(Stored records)

- - -

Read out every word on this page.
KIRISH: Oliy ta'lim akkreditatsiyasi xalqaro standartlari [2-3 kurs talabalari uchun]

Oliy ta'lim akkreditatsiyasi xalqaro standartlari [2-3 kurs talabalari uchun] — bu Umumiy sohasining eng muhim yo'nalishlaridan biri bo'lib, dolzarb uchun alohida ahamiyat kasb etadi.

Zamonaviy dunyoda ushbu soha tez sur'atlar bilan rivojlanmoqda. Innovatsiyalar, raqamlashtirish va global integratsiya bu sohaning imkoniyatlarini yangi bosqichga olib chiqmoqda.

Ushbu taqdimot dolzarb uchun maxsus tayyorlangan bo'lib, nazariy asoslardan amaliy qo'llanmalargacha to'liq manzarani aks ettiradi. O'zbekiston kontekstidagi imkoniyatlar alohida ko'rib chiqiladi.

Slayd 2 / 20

- - -

**Work instructions**
Reproduce all of the records exactly.

**Solution to this task**
Read out every word on this page.
KIRISH: Oliy ta'lim akkreditatsiyasi xalqaro standartlari [2-3 kurs talabalari uchun]

Oliy ta'lim akkreditatsiyasi xalqaro standartlari [2-3 kurs talabalari uchun] — bu Umumiy sohasining eng muhim yo'nalishlaridan biri bo'lib, dolzarb uchun alohida ahamiyat kasb etadi.

Zamonaviy dunyoda ushbu soha tez sur'atlar bilan rivojlanmoqda. Innovatsiyalar, raqamlashtirish va global integratsiya bu sohaning imkoniyatlarini yangi bosqichga olib chiqmoqda.

Ushbu taqdimot dolzarb uchun maxsus tayyorlangan bo'lib, nazariy asoslardan amaliy qo'llanmalargacha to'liq manzarani aks ettiradi. O'zbekiston kontekstidagi imkoniyatlar alohida ko'rib chiqiladi.

Slayd 2 / 20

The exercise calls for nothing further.